Given request |
Read the material below and count the lines holding the string "семью". Give that count with nothing added.

Lines of data
-*-
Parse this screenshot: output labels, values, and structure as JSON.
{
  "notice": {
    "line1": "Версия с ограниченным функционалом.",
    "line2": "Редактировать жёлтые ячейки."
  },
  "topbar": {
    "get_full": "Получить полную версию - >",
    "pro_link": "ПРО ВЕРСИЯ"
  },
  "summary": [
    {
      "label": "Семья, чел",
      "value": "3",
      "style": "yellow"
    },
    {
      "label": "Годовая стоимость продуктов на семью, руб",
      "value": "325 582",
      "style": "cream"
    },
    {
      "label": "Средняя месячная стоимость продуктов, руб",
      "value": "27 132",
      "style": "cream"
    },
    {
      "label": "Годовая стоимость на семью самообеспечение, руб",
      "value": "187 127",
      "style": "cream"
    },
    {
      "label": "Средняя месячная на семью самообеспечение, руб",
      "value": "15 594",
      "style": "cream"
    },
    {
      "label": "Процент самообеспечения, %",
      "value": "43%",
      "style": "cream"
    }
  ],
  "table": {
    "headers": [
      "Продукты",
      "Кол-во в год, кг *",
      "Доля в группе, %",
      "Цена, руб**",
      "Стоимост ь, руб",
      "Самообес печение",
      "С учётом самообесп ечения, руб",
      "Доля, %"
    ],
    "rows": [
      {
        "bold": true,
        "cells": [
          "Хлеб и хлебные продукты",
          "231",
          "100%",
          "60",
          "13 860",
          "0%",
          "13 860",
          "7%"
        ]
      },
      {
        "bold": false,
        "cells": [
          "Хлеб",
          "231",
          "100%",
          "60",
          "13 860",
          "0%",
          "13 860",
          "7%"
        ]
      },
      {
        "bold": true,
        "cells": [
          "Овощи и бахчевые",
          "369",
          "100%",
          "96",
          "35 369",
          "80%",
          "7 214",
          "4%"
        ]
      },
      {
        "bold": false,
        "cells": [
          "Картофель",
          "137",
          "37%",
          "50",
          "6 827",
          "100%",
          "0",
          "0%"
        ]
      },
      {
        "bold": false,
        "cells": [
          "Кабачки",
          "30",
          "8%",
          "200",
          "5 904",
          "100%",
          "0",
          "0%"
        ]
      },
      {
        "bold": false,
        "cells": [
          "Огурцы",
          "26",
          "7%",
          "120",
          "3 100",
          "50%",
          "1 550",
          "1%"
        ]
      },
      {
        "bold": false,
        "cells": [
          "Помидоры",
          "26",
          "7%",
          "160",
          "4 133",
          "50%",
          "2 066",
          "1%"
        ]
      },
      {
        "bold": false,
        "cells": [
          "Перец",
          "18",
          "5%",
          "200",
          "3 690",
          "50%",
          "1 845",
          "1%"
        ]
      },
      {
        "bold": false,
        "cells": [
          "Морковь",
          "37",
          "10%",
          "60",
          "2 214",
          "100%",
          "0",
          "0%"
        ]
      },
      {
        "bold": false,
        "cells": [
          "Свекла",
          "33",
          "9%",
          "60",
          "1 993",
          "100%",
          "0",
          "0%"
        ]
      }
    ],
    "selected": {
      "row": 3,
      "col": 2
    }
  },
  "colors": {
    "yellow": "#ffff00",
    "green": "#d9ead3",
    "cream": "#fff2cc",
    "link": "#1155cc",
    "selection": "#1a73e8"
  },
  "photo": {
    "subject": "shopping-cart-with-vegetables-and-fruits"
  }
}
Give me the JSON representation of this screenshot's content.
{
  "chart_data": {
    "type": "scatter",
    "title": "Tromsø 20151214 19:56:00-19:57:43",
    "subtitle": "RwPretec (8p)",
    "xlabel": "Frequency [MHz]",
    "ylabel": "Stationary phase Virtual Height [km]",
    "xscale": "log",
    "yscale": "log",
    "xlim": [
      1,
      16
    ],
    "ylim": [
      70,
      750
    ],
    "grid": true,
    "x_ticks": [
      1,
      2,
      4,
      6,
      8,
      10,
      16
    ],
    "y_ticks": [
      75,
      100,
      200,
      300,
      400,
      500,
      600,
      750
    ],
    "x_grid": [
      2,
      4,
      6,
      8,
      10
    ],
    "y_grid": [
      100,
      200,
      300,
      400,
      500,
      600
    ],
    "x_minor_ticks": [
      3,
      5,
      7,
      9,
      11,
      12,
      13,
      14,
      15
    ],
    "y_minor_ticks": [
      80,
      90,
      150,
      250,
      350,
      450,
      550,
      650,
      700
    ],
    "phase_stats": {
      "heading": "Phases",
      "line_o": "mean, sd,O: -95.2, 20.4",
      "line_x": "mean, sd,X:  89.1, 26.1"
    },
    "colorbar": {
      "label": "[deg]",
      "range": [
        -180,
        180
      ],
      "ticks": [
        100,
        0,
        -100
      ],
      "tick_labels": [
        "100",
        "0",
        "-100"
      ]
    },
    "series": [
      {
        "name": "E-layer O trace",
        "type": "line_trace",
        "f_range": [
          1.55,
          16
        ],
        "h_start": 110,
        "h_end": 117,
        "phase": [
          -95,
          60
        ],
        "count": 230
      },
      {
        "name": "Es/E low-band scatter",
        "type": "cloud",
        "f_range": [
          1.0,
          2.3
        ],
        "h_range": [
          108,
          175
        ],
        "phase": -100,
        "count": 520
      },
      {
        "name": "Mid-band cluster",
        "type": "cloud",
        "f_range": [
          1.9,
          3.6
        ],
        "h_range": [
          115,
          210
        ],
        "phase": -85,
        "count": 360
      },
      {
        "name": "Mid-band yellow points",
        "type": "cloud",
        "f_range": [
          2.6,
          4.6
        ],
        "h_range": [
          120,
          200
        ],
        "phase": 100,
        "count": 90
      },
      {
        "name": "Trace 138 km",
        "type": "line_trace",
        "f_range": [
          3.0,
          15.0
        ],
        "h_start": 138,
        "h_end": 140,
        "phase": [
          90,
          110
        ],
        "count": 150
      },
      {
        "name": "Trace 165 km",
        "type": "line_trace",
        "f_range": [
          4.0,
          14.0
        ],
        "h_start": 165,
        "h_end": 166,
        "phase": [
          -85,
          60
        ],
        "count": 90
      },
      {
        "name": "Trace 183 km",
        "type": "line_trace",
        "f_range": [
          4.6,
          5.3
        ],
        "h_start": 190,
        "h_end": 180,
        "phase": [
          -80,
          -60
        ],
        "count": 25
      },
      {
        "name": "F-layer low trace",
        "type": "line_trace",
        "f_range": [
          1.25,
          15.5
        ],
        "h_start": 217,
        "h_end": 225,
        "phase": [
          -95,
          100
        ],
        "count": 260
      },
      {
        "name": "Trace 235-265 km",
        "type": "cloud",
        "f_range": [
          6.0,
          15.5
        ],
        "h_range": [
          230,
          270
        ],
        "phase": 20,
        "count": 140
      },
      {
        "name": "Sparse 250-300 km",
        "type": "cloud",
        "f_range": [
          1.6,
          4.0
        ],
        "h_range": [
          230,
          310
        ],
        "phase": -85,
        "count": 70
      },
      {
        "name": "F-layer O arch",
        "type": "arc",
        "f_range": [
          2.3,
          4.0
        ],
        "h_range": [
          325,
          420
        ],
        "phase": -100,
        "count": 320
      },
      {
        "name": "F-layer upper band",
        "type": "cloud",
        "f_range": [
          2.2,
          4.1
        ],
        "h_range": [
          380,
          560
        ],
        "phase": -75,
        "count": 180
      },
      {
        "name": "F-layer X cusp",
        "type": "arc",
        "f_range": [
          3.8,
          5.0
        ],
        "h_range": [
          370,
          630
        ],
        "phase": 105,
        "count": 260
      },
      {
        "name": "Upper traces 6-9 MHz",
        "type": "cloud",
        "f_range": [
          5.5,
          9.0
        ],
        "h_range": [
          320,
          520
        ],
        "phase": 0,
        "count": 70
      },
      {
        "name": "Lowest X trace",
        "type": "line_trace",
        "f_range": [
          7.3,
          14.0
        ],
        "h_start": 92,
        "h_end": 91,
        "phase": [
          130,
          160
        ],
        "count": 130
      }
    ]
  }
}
-*-
Task solution |
3